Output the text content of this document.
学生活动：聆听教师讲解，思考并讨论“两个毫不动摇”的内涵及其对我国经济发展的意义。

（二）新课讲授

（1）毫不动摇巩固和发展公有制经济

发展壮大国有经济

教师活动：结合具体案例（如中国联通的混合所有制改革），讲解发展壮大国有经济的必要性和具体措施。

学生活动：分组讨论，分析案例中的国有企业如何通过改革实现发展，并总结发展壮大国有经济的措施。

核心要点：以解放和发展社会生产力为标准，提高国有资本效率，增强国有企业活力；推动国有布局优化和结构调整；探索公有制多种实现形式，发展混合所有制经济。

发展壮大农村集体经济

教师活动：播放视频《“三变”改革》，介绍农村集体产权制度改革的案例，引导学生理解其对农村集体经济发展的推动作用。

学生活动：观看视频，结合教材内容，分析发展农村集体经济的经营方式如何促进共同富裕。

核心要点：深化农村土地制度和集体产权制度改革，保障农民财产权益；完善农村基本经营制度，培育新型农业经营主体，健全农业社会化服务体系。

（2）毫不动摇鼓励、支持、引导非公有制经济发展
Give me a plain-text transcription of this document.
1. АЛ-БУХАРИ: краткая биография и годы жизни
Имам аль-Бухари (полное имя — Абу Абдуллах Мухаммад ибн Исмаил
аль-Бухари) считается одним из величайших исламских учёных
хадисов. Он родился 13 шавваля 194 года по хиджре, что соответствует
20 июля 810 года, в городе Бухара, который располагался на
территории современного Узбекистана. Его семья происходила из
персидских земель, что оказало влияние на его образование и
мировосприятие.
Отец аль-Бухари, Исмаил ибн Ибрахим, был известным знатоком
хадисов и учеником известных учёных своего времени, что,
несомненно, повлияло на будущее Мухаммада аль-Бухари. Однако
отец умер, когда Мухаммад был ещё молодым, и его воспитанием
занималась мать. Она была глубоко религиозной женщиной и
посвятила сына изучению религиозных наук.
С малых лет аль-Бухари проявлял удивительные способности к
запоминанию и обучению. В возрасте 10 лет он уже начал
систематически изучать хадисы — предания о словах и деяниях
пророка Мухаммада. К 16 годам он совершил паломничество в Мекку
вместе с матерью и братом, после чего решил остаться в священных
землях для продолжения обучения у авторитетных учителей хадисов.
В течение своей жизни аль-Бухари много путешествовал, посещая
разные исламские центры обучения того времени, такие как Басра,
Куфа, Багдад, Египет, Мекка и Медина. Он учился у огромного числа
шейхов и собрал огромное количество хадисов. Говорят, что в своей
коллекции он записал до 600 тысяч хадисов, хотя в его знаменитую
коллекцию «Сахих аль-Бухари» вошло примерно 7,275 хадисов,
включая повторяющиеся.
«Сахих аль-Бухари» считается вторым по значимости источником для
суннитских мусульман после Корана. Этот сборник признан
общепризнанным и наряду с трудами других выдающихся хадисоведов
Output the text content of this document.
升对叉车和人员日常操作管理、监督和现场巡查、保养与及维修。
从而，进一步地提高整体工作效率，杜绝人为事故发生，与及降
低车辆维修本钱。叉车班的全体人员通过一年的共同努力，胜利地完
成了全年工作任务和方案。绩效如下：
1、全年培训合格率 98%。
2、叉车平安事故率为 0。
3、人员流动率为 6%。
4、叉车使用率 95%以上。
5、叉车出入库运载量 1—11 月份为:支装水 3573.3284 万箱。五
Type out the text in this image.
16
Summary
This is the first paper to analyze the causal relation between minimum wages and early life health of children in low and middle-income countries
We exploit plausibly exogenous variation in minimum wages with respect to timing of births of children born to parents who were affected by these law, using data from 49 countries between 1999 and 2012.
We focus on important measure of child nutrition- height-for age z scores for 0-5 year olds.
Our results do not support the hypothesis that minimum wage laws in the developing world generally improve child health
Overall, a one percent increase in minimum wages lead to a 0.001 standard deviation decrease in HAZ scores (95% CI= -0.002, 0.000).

+ + + + +

> Goal of the exercise
Repeat each record in full; every line must match exactly.

> The solution
Output the text content of this document.
学生活动：聆听教师讲解，思考并讨论“两个毫不动摇”的内涵及其对我国经济发展的意义。

（二）新课讲授

（1）毫不动摇巩固和发展公有制经济

发展壮大国有经济

教师活动：结合具体案例（如中国联通的混合所有制改革），讲解发展壮大国有经济的必要性和具体措施。

学生活动：分组讨论，分析案例中的国有企业如何通过改革实现发展，并总结发展壮大国有经济的措施。

核心要点：以解放和发展社会生产力为标准，提高国有资本效率，增强国有企业活力；推动国有布局优化和结构调整；探索公有制多种实现形式，发展混合所有制经济。

发展壮大农村集体经济

教师活动：播放视频《“三变”改革》，介绍农村集体产权制度改革的案例，引导学生理解其对农村集体经济发展的推动作用。

学生活动：观看视频，结合教材内容，分析发展农村集体经济的经营方式如何促进共同富裕。

核心要点：深化农村土地制度和集体产权制度改革，保障农民财产权益；完善农村基本经营制度，培育新型农业经营主体，健全农业社会化服务体系。

（2）毫不动摇鼓励、支持、引导非公有制经济发展
Give me a plain-text transcription of this document.
1. АЛ-БУХАРИ: краткая биография и годы жизни
Имам аль-Бухари (полное имя — Абу Абдуллах Мухаммад ибн Исмаил
аль-Бухари) считается одним из величайших исламских учёных
хадисов. Он родился 13 шавваля 194 года по хиджре, что соответствует
20 июля 810 года, в городе Бухара, который располагался на
территории современного Узбекистана. Его семья происходила из
персидских земель, что оказало влияние на его образование и
мировосприятие.
Отец аль-Бухари, Исмаил ибн Ибрахим, был известным знатоком
хадисов и учеником известных учёных своего времени, что,
несомненно, повлияло на будущее Мухаммада аль-Бухари. Однако
отец умер, когда Мухаммад был ещё молодым, и его воспитанием
занималась мать. Она была глубоко религиозной женщиной и
посвятила сына изучению религиозных наук.
С малых лет аль-Бухари проявлял удивительные способности к
запоминанию и обучению. В возрасте 10 лет он уже начал
систематически изучать хадисы — предания о словах и деяниях
пророка Мухаммада. К 16 годам он совершил паломничество в Мекку
вместе с матерью и братом, после чего решил остаться в священных
землях для продолжения обучения у авторитетных учителей хадисов.
В течение своей жизни аль-Бухари много путешествовал, посещая
разные исламские центры обучения того времени, такие как Басра,
Куфа, Багдад, Египет, Мекка и Медина. Он учился у огромного числа
шейхов и собрал огромное количество хадисов. Говорят, что в своей
коллекции он записал до 600 тысяч хадисов, хотя в его знаменитую
коллекцию «Сахих аль-Бухари» вошло примерно 7,275 хадисов,
включая повторяющиеся.
«Сахих аль-Бухари» считается вторым по значимости источником для
суннитских мусульман после Корана. Этот сборник признан
общепризнанным и наряду с трудами других выдающихся хадисоведов
Output the text content of this document.
升对叉车和人员日常操作管理、监督和现场巡查、保养与及维修。
从而，进一步地提高整体工作效率，杜绝人为事故发生，与及降
低车辆维修本钱。叉车班的全体人员通过一年的共同努力，胜利地完
成了全年工作任务和方案。绩效如下：
1、全年培训合格率 98%。
2、叉车平安事故率为 0。
3、人员流动率为 6%。
4、叉车使用率 95%以上。
5、叉车出入库运载量 1—11 月份为:支装水 3573.3284 万箱。五
Type out the text in this image.
16
Summary
This is the first paper to analyze the causal relation between minimum wages and early life health of children in low and middle-income countries
We exploit plausibly exogenous variation in minimum wages with respect to timing of births of children born to parents who were affected by these law, using data from 49 countries between 1999 and 2012.
We focus on important measure of child nutrition- height-for age z scores for 0-5 year olds.
Our results do not support the hypothesis that minimum wage laws in the developing world generally improve child health
Overall, a one percent increase in minimum wages lead to a 0.001 standard deviation decrease in HAZ scores (95% CI= -0.002, 0.000).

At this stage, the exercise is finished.